> Written task: Take every line that has the string "JSON" and copy it out.
::: Task input :::
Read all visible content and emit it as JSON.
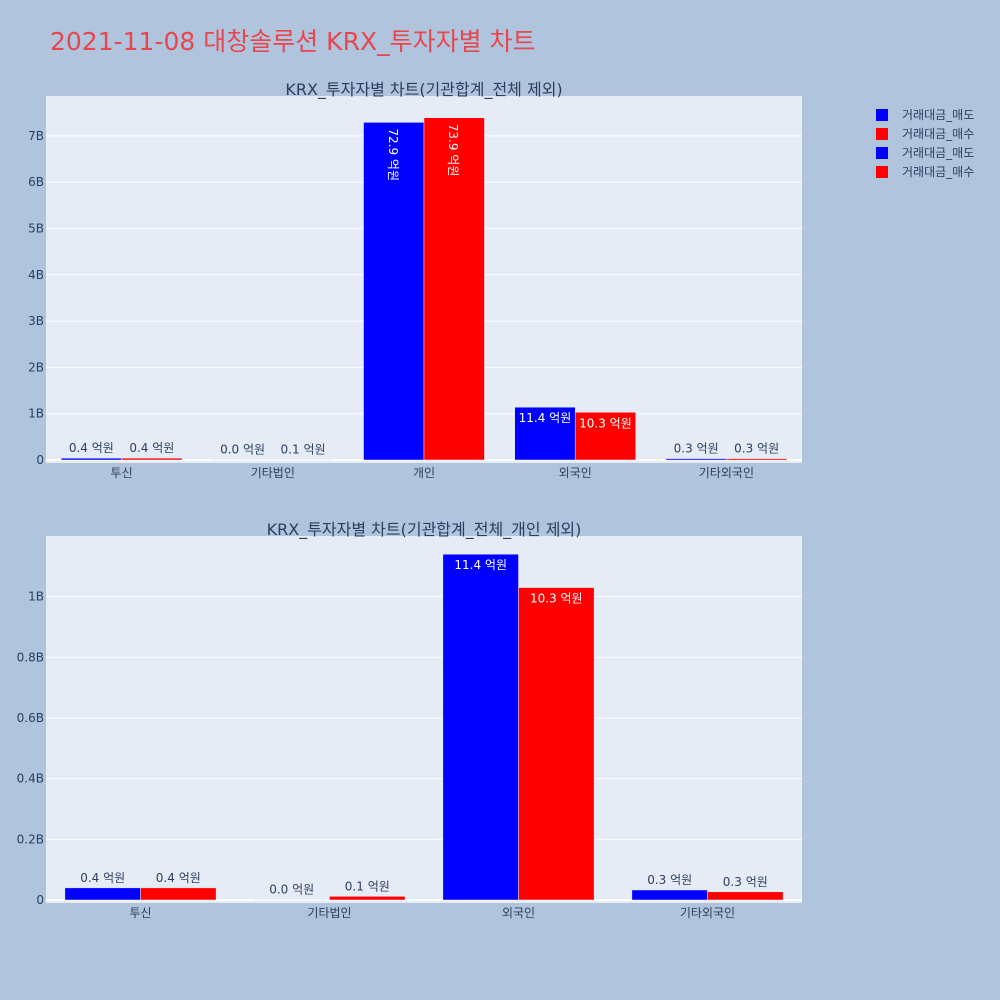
{
  "title": "2021-11-08 대창솔루션 KRX_투자자별 차트",
  "legend": [
    {
      "name": "거래대금_매도",
      "color": "#0000ff"
    },
    {
      "name": "거래대금_매수",
      "color": "#ff0000"
    },
    {
      "name": "거래대금_매도",
      "color": "#0000ff"
    },
    {
      "name": "거래대금_매수",
      "color": "#ff0000"
    }
  ],
  "chart_data": [
    {
      "type": "bar",
      "title": "KRX_투자자별 차트(기관합계_전체 제외)",
      "categories": [
        "투신",
        "기타법인",
        "개인",
        "외국인",
        "기타외국인"
      ],
      "series": [
        {
          "name": "거래대금_매도",
          "color": "#0000ff",
          "values": [
            40000000,
            0,
            7290000000,
            1140000000,
            30000000
          ],
          "labels": [
            "0.4 억원",
            "0.0 억원",
            "72.9 억원",
            "11.4 억원",
            "0.3 억원"
          ]
        },
        {
          "name": "거래대금_매수",
          "color": "#ff0000",
          "values": [
            40000000,
            10000000,
            7390000000,
            1030000000,
            30000000
          ],
          "labels": [
            "0.4 억원",
            "0.1 억원",
            "73.9 억원",
            "10.3 억원",
            "0.3 억원"
          ]
        }
      ],
      "yticks": [
        0,
        1000000000,
        2000000000,
        3000000000,
        4000000000,
        5000000000,
        6000000000,
        7000000000
      ],
      "ytick_labels": [
        "0",
        "1B",
        "2B",
        "3B",
        "4B",
        "5B",
        "6B",
        "7B"
      ],
      "ylim": [
        0,
        7860000000
      ],
      "grid": true
    },
    {
      "type": "bar",
      "title": "KRX_투자자별 차트(기관합계_전체_개인 제외)",
      "categories": [
        "투신",
        "기타법인",
        "외국인",
        "기타외국인"
      ],
      "series": [
        {
          "name": "거래대금_매도",
          "color": "#0000ff",
          "values": [
            40000000,
            0,
            1140000000,
            33000000
          ],
          "labels": [
            "0.4 억원",
            "0.0 억원",
            "11.4 억원",
            "0.3 억원"
          ]
        },
        {
          "name": "거래대금_매수",
          "color": "#ff0000",
          "values": [
            40000000,
            12000000,
            1030000000,
            27000000
          ],
          "labels": [
            "0.4 억원",
            "0.1 억원",
            "10.3 억원",
            "0.3 억원"
          ]
        }
      ],
      "yticks": [
        0,
        200000000,
        400000000,
        600000000,
        800000000,
        1000000000
      ],
      "ytick_labels": [
        "0",
        "0.2B",
        "0.4B",
        "0.6B",
        "0.8B",
        "1B"
      ],
      "ylim": [
        0,
        1200000000
      ],
      "grid": true
    }
  ]
}
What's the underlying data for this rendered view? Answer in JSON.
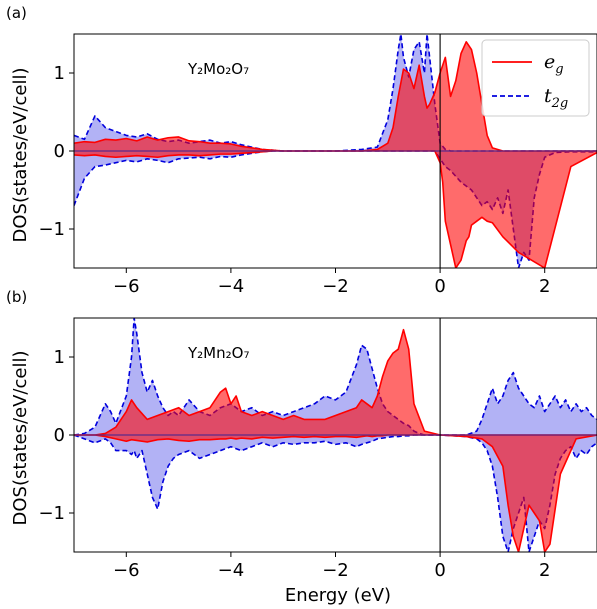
:::
> Task solution:
Read all visible content and emit it as JSON.
What's the underlying data for this rendered view? Answer in JSON.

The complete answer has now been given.